• _Task description_: Quote the whole listing word for word. Do not include the pictures.

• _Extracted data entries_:
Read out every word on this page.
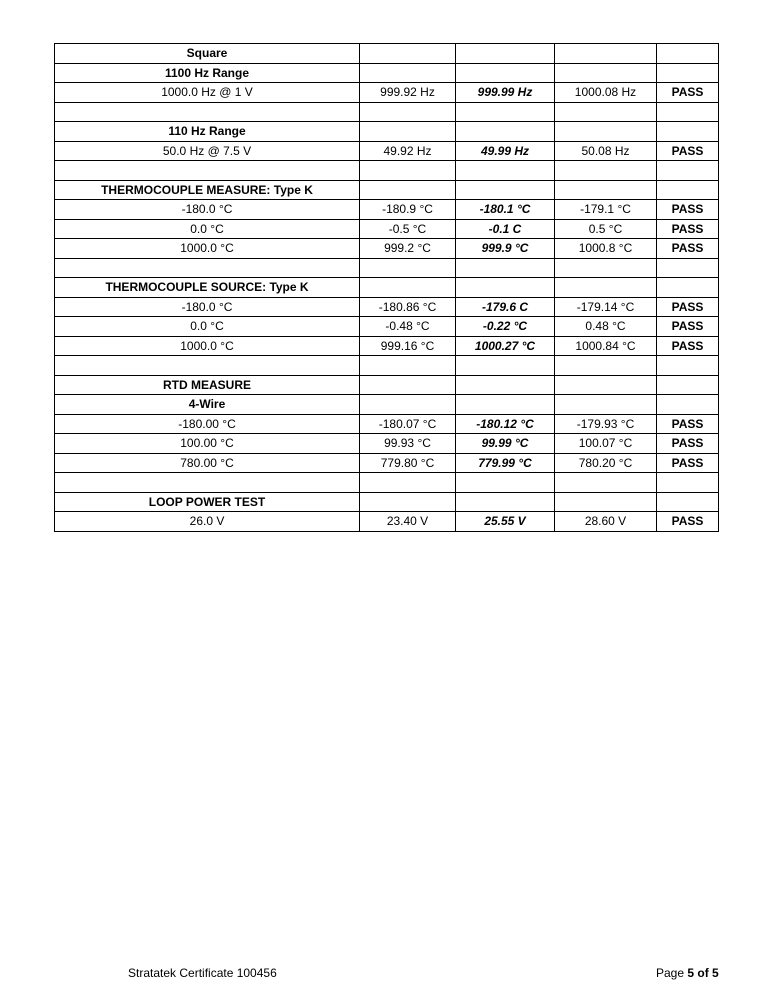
Square				
1100 Hz Range				
1000.0 Hz @ 1 V	999.92 Hz	999.99 Hz	1000.08 Hz	PASS

110 Hz Range				
50.0 Hz @ 7.5 V	49.92 Hz	49.99 Hz	50.08 Hz	PASS

THERMOCOUPLE MEASURE: Type K				
-180.0 °C	-180.9 °C	-180.1 °C	-179.1 °C	PASS
0.0 °C	-0.5 °C	-0.1 C	0.5 °C	PASS
1000.0 °C	999.2 °C	999.9 °C	1000.8 °C	PASS

THERMOCOUPLE SOURCE: Type K				
-180.0 °C	-180.86 °C	-179.6 C	-179.14 °C	PASS
0.0 °C	-0.48 °C	-0.22 °C	0.48 °C	PASS
1000.0 °C	999.16 °C	1000.27 °C	1000.84 °C	PASS

RTD MEASURE				
4-Wire				
-180.00 °C	-180.07 °C	-180.12 °C	-179.93 °C	PASS
100.00 °C	99.93 °C	99.99 °C	100.07 °C	PASS
780.00 °C	779.80 °C	779.99 °C	780.20 °C	PASS

LOOP POWER TEST				
26.0 V	23.40 V	25.55 V	28.60 V	PASS
Stratatek Certificate 100456	Page 5 of 5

• _The result_:
Read out every word on this page.
Square				
1100 Hz Range				
1000.0 Hz @ 1 V	999.92 Hz	999.99 Hz	1000.08 Hz	PASS

110 Hz Range				
50.0 Hz @ 7.5 V	49.92 Hz	49.99 Hz	50.08 Hz	PASS

THERMOCOUPLE MEASURE: Type K				
-180.0 °C	-180.9 °C	-180.1 °C	-179.1 °C	PASS
0.0 °C	-0.5 °C	-0.1 C	0.5 °C	PASS
1000.0 °C	999.2 °C	999.9 °C	1000.8 °C	PASS

THERMOCOUPLE SOURCE: Type K				
-180.0 °C	-180.86 °C	-179.6 C	-179.14 °C	PASS
0.0 °C	-0.48 °C	-0.22 °C	0.48 °C	PASS
1000.0 °C	999.16 °C	1000.27 °C	1000.84 °C	PASS

RTD MEASURE				
4-Wire				
-180.00 °C	-180.07 °C	-180.12 °C	-179.93 °C	PASS
100.00 °C	99.93 °C	99.99 °C	100.07 °C	PASS
780.00 °C	779.80 °C	779.99 °C	780.20 °C	PASS

LOOP POWER TEST				
26.0 V	23.40 V	25.55 V	28.60 V	PASS
Stratatek Certificate 100456	Page 5 of 5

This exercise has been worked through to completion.